Quote, verbatim, all material below, without pictures.

*****

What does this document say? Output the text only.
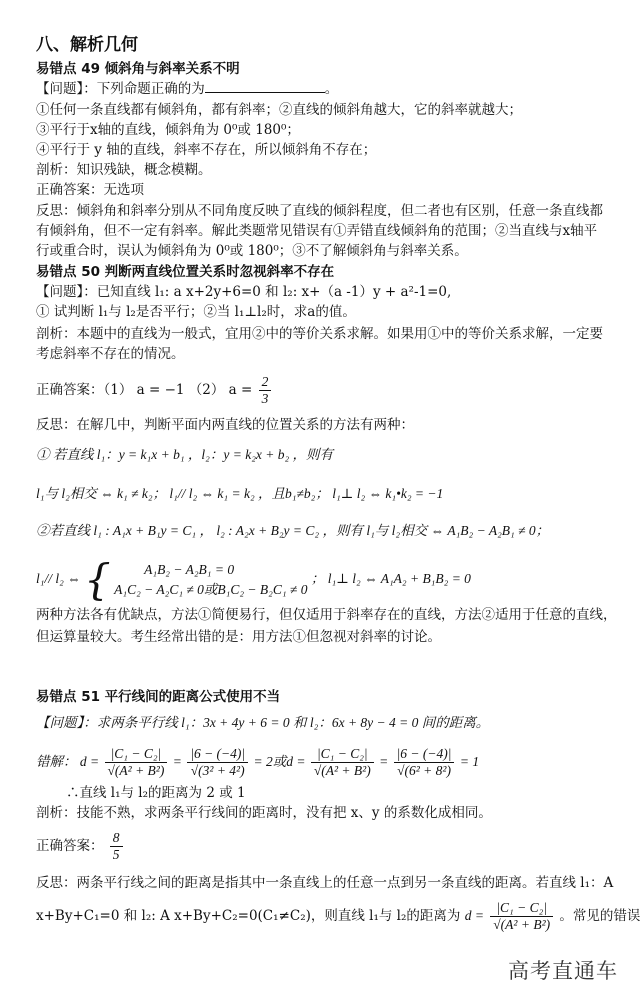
八、解析几何
易错点 49 倾斜角与斜率关系不明
【问题】：下列命题正确的为	。
①任何一条直线都有倾斜角，都有斜率；②直线的倾斜角越大，它的斜率就越大；
③平行于x轴的直线，倾斜角为 0⁰或 180⁰；
④平行于 y 轴的直线，斜率不存在，所以倾斜角不存在；
剖析：知识残缺，概念模糊。
正确答案：无选项
反思：倾斜角和斜率分别从不同角度反映了直线的倾斜程度，但二者也有区别，任意一条直线都
有倾斜角，但不一定有斜率。解此类题常见错误有①弄错直线倾斜角的范围；②当直线与x轴平
行或重合时，误认为倾斜角为 0⁰或 180⁰；③不了解倾斜角与斜率关系。
易错点 50 判断两直线位置关系时忽视斜率不存在
【问题】：已知直线 l₁: a x+2y+6=0 和 l₂: x+（a -1）y + a²-1=0,
① 试判断 l₁与 l₂是否平行；②当 l₁⊥l₂时，求a的值。
剖析：本题中的直线为一般式，宜用②中的等价关系求解。如果用①中的等价关系求解，一定要
考虑斜率不存在的情况。
正确答案：（1） a = −1 （2） $a = \frac{2}{3}$
反思：在解几中，判断平面内两直线的位置关系的方法有两种：
① 若直线 l₁：y = k₁x + b₁ ，l₂：y = k₂x + b₂ ，则有
l₁与 l₂相交 ⇔ k₁ ≠ k₂； l₁// l₂ ⇔ k₁ = k₂ ，且b₁≠b₂； l₁⊥ l₂ ⇔ k₁•k₂ = −1
②若直线 l₁ : A₁x + B₁y = C₁ ， l₂ : A₂x + B₂y = C₂ ，则有 l₁与 l₂相交 ⇔ A₁B₂ − A₂B₁ ≠ 0；
l₁// l₂ ⇔ {	A₁B₂ − A₂B₁ = 0
A₁C₂ − A₂C₁ ≠ 0或B₁C₂ − B₂C₁ ≠ 0
； l₁⊥ l₂ ⇔ A₁A₂ + B₁B₂ = 0
两种方法各有优缺点，方法①简便易行，但仅适用于斜率存在的直线，方法②适用于任意的直线，
但运算量较大。考生经常出错的是：用方法①但忽视对斜率的讨论。
易错点 51 平行线间的距离公式使用不当
【问题】：求两条平行线 l₁：3x + 4y + 6 = 0 和 l₂：6x + 8y − 4 = 0 间的距离。
错解： $d = \frac{\text{|C₁ − C₂|}}{\text{√(A² + B²)}} = \frac{|6 - (-4)|}{\text{√(3² + 4²)}} = 2$或$d = \frac{\text{|C₁ − C₂|}}{\text{√(A² + B²)}} = \frac{|6 - (-4)|}{\text{√(6² + 8²)}} = 1$
∴直线 l₁与 l₂的距离为 2 或 1
剖析：技能不熟，求两条平行线间的距离时，没有把 x、y 的系数化成相同。
正确答案： $\frac{8}{5}$
反思：两条平行线之间的距离是指其中一条直线上的任意一点到另一条直线的距离。若直线 l₁：A
x+By+C₁=0 和 l₂: A x+By+C₂=0(C₁≠C₂)，则直线 l₁与 l₂的距离为 $d = \frac{\text{|C₁ − C₂|}}{\text{√(A² + B²)}}$ 。常见的错误
高考直通车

*****

_RESPONSE_
What does this document say? Output the text only.
八、解析几何
易错点 49 倾斜角与斜率关系不明
【问题】：下列命题正确的为	。
①任何一条直线都有倾斜角，都有斜率；②直线的倾斜角越大，它的斜率就越大；
③平行于x轴的直线，倾斜角为 0⁰或 180⁰；
④平行于 y 轴的直线，斜率不存在，所以倾斜角不存在；
剖析：知识残缺，概念模糊。
正确答案：无选项
反思：倾斜角和斜率分别从不同角度反映了直线的倾斜程度，但二者也有区别，任意一条直线都
有倾斜角，但不一定有斜率。解此类题常见错误有①弄错直线倾斜角的范围；②当直线与x轴平
行或重合时，误认为倾斜角为 0⁰或 180⁰；③不了解倾斜角与斜率关系。
易错点 50 判断两直线位置关系时忽视斜率不存在
【问题】：已知直线 l₁: a x+2y+6=0 和 l₂: x+（a -1）y + a²-1=0,
① 试判断 l₁与 l₂是否平行；②当 l₁⊥l₂时，求a的值。
剖析：本题中的直线为一般式，宜用②中的等价关系求解。如果用①中的等价关系求解，一定要
考虑斜率不存在的情况。
正确答案：（1） a = −1 （2） $a = \frac{2}{3}$
反思：在解几中，判断平面内两直线的位置关系的方法有两种：
① 若直线 l₁：y = k₁x + b₁ ，l₂：y = k₂x + b₂ ，则有
l₁与 l₂相交 ⇔ k₁ ≠ k₂； l₁// l₂ ⇔ k₁ = k₂ ，且b₁≠b₂； l₁⊥ l₂ ⇔ k₁•k₂ = −1
②若直线 l₁ : A₁x + B₁y = C₁ ， l₂ : A₂x + B₂y = C₂ ，则有 l₁与 l₂相交 ⇔ A₁B₂ − A₂B₁ ≠ 0；
l₁// l₂ ⇔ {	A₁B₂ − A₂B₁ = 0
A₁C₂ − A₂C₁ ≠ 0或B₁C₂ − B₂C₁ ≠ 0
； l₁⊥ l₂ ⇔ A₁A₂ + B₁B₂ = 0
两种方法各有优缺点，方法①简便易行，但仅适用于斜率存在的直线，方法②适用于任意的直线，
但运算量较大。考生经常出错的是：用方法①但忽视对斜率的讨论。
易错点 51 平行线间的距离公式使用不当
【问题】：求两条平行线 l₁：3x + 4y + 6 = 0 和 l₂：6x + 8y − 4 = 0 间的距离。
错解： $d = \frac{\text{|C₁ − C₂|}}{\text{√(A² + B²)}} = \frac{|6 - (-4)|}{\text{√(3² + 4²)}} = 2$或$d = \frac{\text{|C₁ − C₂|}}{\text{√(A² + B²)}} = \frac{|6 - (-4)|}{\text{√(6² + 8²)}} = 1$
∴直线 l₁与 l₂的距离为 2 或 1
剖析：技能不熟，求两条平行线间的距离时，没有把 x、y 的系数化成相同。
正确答案： $\frac{8}{5}$
反思：两条平行线之间的距离是指其中一条直线上的任意一点到另一条直线的距离。若直线 l₁：A
x+By+C₁=0 和 l₂: A x+By+C₂=0(C₁≠C₂)，则直线 l₁与 l₂的距离为 $d = \frac{\text{|C₁ − C₂|}}{\text{√(A² + B²)}}$ 。常见的错误
高考直通车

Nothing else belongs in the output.